> WORK ORDER:
Resume the news report below about the Eastern Adams County Regional Police officer's cruiser crash at the Cross Keys intersection, continuing from its final sentence.

> PAGE EXCERPT:

──────

The York Dispatch
EASTERN ADAMS COUNTY, Pa. — An Eastern Adams County Regional Police officer was badly hurt early Thursday morning when his cruiser crashed into a tractor-trailer at the Cross Keys intersection of Route 30 and 94 in Berwick Township, Adams County, state police said.
Officer Richard H. Phillips, 40, was flown to York Hospital by medical helicopter, police said. His condition could not be obtained Thursday afternoon, but state police said Phillips suffered a “major” injury.
Eastern Adams Regional Police Chief Robert Then declined comment through a department receptionist.
State police, who are investigating, said Phillips was eastbound on Route 30 at 12:04 a.m. when his marked cruiser struck the rear axle of the rig’s trailer. The tractor-trailer was northbound on Route 94 and was going through the intersection when the crash happened, police said.
The truck driver, Robert D. Pyles, 61, of Neelyton, Huntingdon County, was not hurt, police said. He was driving a truck for H.M. Kelly Inc., of New Oxford, a witness said.
State police said the investigation continues and that no other details would be released until they could be confirmed. Police did not address witness reports that the officer was pursuing a vehicle when the crash occurred.
Diane Stambaugh of Abbottstown was outside the Cross Keys Diner, where she works, and saw the crash.
Fleeing car: She said Phillips’ cruiser was pursuing a small, dark-colored sporty-looking car that was fleeing at a high rate of speed. The car made it through the intersection and kept going, she said.
Stambaugh estimated the fleeing car was going 80 to 90 mph; she said the cruiser was also traveling fast, but not as fast as the car.
“I was out front and the (fleeing) car came traveling east on Route 30 at an extreme rate of speed. That’s what caught my eye,” she said. “I didn’t think he was being pursued at first. But then out of the corner of my eye, I caught the (emergency) lights of the cruiser. ... I saw the police cruiser hit the back end of the truck.”
The cruiser burst into flames, Stambaugh said, and she ran inside and called 911.
“It was horrible. When he hit that truck, I can’t even explain the noise that it made,” she said. “It was like a scene you see in a movie. It was surreal.”

──────

> DATA EXCERPTS:

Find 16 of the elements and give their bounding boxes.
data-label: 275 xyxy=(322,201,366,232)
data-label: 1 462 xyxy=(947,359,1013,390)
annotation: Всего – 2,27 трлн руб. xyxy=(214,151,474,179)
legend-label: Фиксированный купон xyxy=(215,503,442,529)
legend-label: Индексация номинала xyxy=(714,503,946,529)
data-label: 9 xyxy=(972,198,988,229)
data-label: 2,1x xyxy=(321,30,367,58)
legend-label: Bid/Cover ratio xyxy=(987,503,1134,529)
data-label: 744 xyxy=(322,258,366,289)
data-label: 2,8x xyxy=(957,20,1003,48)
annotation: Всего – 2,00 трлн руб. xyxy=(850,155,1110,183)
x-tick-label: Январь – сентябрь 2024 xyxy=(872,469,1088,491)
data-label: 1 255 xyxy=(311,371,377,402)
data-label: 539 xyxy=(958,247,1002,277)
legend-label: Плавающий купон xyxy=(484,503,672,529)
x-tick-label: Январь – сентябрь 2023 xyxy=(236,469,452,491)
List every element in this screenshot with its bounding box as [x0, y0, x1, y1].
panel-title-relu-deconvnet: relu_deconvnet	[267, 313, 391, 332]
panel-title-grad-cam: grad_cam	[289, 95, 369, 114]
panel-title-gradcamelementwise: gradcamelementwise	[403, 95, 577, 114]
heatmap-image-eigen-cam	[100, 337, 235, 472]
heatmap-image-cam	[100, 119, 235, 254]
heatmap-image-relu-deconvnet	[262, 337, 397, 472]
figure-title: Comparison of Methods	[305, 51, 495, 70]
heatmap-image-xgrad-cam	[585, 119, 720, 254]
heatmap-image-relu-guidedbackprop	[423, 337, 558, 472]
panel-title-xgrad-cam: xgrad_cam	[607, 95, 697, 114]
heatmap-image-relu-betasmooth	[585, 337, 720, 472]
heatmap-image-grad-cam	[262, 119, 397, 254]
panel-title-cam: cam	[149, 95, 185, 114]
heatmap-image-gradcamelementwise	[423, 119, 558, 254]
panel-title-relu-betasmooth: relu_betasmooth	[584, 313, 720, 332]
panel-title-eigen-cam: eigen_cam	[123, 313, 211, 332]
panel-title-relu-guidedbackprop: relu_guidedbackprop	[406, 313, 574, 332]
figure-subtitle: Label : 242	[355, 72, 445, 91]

──────

> RESPONSE TO THE TASK:
Truckers take action: After calling 911, Stambaugh ran back outside, where other nearby tractor-trailer drivers had already grabbed fire extinguishers to attack the blaze, she said.
“They put out the fire, thank God,” she said. “I yelled through the window at him, but he was unresponsive. I yelled to him that help was on the way, to just hang in there.”
Stambaugh said Phillips was unconscious, his breathing erratic. She said she spent many years as an X-ray technician and “saw my fair share” of trauma patients.
She said the truckers who’d rushed over to help were unable to open the cruiser’s front doors. Police and fire/rescue crews got to the scene quickly, she said.
“There were so many firemen working on the car to get it apart, to get him out of there,” Stambaugh said. “It took a long time.”
‘Hang on': Police officers kept telling Phillips to hang on, to hang in there, she said.
Meanwhile, the crash had traffic snarled.
“There was so much debris all over the road that it stopped traffic,” Stambaugh said.
Stambaugh said that in hindsight, she wishes she would have paid more attention to the fleeing car. But she said it happened so quickly, she simply didn’t have time. Plus, it was dark out, she said.
Stambaugh noted that the fleeing driver will have to live with the knowledge of what he’s done.
"(Phillips) was just out there doing his job,” she said. “I hope he makes it. But even if he does, he’s going to have a hard road ahead of him.”